Pick out each line of the records in which the word "name" appears.

**RECORDS FOR THE EXERCISE:**

** BEGIN **

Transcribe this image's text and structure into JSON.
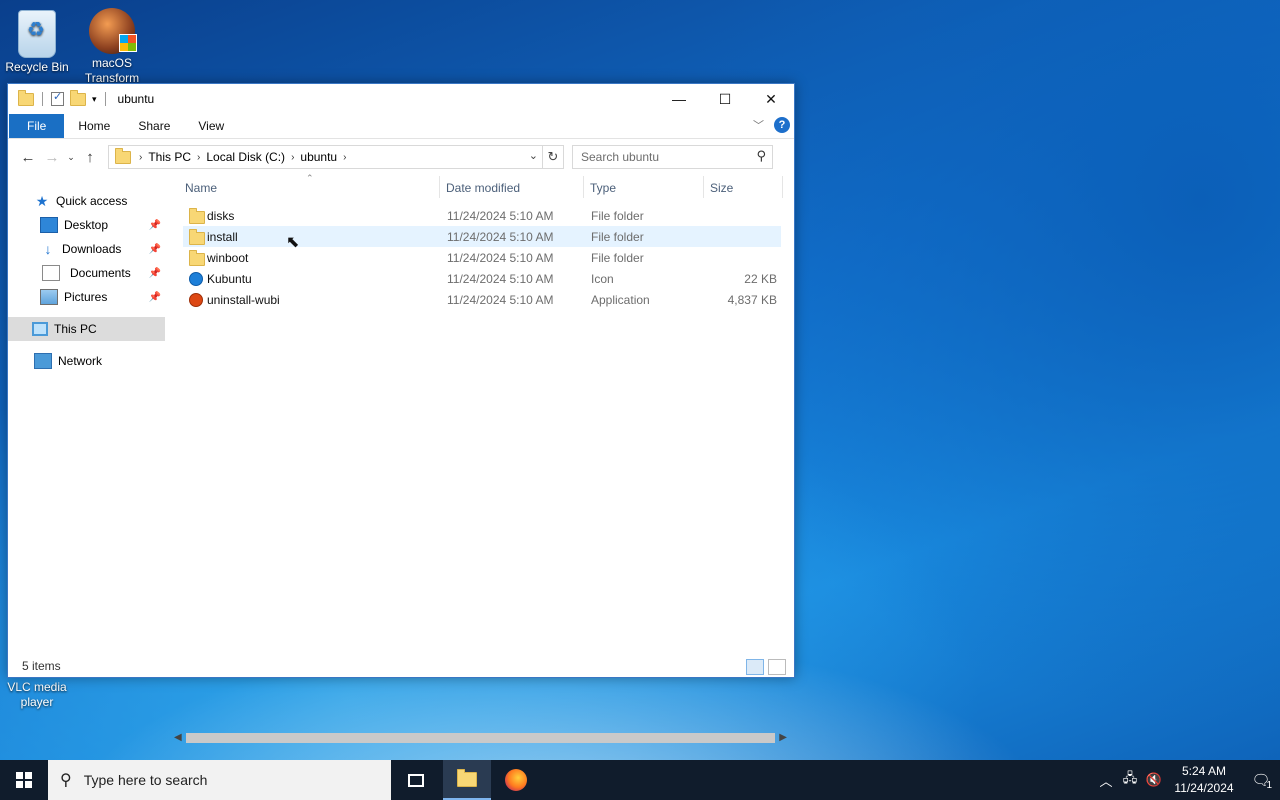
{
  "desktop": {
    "icons": [
      {
        "label": "Recycle Bin"
      },
      {
        "label": "macOS Transform"
      },
      {
        "label": "VLC media player"
      }
    ]
  },
  "window": {
    "title": "ubuntu",
    "controls": {
      "minimize": "—",
      "maximize": "☐",
      "close": "✕"
    }
  },
  "ribbon": {
    "tabs": [
      "File",
      "Home",
      "Share",
      "View"
    ],
    "help": "?"
  },
  "address": {
    "crumbs": [
      "This PC",
      "Local Disk (C:)",
      "ubuntu"
    ]
  },
  "search": {
    "placeholder": "Search ubuntu"
  },
  "nav": {
    "items": [
      {
        "label": "Quick access",
        "icon": "star-icon"
      },
      {
        "label": "Desktop",
        "icon": "desktop-icon",
        "pinned": true
      },
      {
        "label": "Downloads",
        "icon": "download-icon",
        "pinned": true
      },
      {
        "label": "Documents",
        "icon": "document-icon",
        "pinned": true
      },
      {
        "label": "Pictures",
        "icon": "pictures-icon",
        "pinned": true
      },
      {
        "label": "This PC",
        "icon": "computer-icon",
        "selected": true
      },
      {
        "label": "Network",
        "icon": "network-icon"
      }
    ]
  },
  "columns": {
    "name": "Name",
    "date": "Date modified",
    "type": "Type",
    "size": "Size"
  },
  "files": [
    {
      "name": "disks",
      "date": "11/24/2024 5:10 AM",
      "type": "File folder",
      "size": "",
      "icon": "folder-icon"
    },
    {
      "name": "install",
      "date": "11/24/2024 5:10 AM",
      "type": "File folder",
      "size": "",
      "icon": "folder-icon"
    },
    {
      "name": "winboot",
      "date": "11/24/2024 5:10 AM",
      "type": "File folder",
      "size": "",
      "icon": "folder-icon"
    },
    {
      "name": "Kubuntu",
      "date": "11/24/2024 5:10 AM",
      "type": "Icon",
      "size": "22 KB",
      "icon": "kubuntu-icon"
    },
    {
      "name": "uninstall-wubi",
      "date": "11/24/2024 5:10 AM",
      "type": "Application",
      "size": "4,837 KB",
      "icon": "ubuntu-app-icon"
    }
  ],
  "status": {
    "items_count": "5 items"
  },
  "taskbar": {
    "search_placeholder": "Type here to search",
    "time": "5:24 AM",
    "date": "11/24/2024",
    "notification_count": "1"
  }
}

** END **

**SOLUTION BELOW:**
    "name": "Name",
      "name": "disks",
      "name": "install",
      "name": "winboot",
      "name": "Kubuntu",
      "name": "uninstall-wubi",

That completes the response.